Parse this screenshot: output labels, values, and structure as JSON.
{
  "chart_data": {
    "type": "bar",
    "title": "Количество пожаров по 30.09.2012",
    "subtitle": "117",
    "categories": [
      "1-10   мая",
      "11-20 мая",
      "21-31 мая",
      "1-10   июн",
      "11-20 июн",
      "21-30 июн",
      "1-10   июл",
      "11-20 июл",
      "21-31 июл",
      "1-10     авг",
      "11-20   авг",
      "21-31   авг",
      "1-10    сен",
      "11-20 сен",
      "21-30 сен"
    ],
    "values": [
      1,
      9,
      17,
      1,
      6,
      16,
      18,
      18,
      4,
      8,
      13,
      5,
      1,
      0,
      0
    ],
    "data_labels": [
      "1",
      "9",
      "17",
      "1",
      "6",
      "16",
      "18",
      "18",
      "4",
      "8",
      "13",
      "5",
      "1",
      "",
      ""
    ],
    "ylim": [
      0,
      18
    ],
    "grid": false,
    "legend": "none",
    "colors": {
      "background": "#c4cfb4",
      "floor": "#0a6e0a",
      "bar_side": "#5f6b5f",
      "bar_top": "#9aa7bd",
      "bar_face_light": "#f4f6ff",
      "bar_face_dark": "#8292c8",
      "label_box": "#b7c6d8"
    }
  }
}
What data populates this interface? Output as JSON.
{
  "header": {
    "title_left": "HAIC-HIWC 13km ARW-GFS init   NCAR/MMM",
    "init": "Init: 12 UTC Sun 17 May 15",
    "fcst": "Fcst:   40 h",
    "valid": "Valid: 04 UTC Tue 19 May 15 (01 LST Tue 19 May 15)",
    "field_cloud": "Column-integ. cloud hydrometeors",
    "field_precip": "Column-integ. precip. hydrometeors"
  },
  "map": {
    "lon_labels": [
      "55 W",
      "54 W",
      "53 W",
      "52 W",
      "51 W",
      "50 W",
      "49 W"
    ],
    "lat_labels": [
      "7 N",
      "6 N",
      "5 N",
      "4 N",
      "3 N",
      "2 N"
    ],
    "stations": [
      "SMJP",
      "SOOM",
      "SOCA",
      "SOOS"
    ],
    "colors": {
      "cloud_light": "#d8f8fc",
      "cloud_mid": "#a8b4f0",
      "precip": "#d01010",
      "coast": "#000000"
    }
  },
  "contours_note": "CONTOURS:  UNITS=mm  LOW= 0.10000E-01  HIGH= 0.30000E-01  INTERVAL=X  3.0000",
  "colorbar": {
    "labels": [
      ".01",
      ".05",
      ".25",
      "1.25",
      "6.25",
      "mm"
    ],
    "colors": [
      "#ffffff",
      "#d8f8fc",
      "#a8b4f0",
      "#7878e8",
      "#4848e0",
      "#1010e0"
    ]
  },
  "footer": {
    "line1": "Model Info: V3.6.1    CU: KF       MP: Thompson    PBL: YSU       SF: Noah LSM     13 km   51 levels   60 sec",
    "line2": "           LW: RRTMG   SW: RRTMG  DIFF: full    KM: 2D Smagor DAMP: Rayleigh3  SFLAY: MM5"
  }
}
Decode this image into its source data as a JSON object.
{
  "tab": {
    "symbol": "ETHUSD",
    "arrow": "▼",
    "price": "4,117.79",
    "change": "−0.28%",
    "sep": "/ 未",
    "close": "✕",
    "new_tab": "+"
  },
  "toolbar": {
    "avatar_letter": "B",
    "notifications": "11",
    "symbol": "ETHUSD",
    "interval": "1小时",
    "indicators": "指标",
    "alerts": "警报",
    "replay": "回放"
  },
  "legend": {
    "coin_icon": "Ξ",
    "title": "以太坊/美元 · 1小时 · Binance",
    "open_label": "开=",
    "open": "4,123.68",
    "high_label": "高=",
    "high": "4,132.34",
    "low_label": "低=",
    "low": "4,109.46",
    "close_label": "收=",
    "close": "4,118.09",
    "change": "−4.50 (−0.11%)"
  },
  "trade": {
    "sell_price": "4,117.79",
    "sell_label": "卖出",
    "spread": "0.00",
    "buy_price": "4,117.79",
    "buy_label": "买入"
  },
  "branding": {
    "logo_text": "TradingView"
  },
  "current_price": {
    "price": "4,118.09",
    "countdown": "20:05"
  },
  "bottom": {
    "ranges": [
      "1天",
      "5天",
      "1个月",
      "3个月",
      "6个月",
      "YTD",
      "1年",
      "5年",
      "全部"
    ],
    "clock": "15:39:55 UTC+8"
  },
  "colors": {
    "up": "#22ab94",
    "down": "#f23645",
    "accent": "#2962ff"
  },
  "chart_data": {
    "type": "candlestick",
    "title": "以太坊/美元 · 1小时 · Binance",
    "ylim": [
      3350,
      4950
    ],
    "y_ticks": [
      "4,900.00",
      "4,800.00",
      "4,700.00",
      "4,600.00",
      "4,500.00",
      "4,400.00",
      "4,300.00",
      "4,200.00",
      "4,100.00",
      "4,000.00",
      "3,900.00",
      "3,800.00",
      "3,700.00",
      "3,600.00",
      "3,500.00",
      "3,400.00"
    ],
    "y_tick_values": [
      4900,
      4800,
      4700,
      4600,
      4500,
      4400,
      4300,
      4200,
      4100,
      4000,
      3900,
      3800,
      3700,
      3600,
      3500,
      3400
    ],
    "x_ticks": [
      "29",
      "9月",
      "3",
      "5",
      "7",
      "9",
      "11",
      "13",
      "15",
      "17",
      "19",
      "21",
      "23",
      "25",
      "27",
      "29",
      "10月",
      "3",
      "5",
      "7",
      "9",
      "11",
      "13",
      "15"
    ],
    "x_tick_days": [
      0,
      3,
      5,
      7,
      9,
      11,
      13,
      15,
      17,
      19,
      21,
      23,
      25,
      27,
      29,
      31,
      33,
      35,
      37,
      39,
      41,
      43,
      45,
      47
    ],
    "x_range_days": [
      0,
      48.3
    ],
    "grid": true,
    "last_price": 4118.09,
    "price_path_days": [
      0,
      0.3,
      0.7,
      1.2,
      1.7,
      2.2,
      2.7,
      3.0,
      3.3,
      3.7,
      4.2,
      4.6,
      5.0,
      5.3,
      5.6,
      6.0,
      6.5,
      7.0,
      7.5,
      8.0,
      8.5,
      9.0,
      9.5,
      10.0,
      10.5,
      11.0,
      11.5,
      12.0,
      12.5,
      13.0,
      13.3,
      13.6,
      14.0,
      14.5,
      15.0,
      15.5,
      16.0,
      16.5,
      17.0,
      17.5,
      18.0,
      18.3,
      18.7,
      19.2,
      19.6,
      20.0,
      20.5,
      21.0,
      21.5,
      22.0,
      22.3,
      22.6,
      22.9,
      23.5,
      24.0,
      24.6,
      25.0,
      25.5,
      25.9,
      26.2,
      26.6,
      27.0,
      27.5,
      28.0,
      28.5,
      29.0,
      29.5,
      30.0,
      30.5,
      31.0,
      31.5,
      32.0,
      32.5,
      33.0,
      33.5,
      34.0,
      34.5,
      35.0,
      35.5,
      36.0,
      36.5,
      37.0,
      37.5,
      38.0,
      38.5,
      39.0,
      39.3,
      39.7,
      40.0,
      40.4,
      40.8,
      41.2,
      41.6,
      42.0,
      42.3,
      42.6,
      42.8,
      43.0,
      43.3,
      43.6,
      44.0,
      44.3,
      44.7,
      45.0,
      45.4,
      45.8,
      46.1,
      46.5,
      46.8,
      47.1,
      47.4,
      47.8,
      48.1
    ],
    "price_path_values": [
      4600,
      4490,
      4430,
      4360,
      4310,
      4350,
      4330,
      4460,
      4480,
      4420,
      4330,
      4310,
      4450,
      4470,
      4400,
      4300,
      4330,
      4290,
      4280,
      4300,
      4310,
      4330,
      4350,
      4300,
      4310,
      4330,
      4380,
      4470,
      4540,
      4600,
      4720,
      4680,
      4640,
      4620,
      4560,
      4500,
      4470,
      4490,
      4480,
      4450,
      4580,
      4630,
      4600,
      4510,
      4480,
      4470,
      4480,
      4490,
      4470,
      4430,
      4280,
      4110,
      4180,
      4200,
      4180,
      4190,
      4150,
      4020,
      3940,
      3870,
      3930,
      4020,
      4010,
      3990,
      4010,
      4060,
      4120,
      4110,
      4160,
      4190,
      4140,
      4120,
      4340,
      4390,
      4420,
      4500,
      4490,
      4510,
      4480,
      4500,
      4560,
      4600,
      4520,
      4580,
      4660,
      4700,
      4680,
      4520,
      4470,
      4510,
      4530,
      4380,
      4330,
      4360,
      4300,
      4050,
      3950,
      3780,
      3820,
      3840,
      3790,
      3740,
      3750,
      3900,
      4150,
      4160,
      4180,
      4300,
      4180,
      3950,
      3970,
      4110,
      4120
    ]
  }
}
──────
• _TASK OBJECTIVE_
Scan the listing above. Collect all lines with the word "init".

• _SOLUTION TO THIS TASK_
    "title_left": "HAIC-HIWC 13km ARW-GFS init   NCAR/MMM",
    "init": "Init: 12 UTC Sun 17 May 15",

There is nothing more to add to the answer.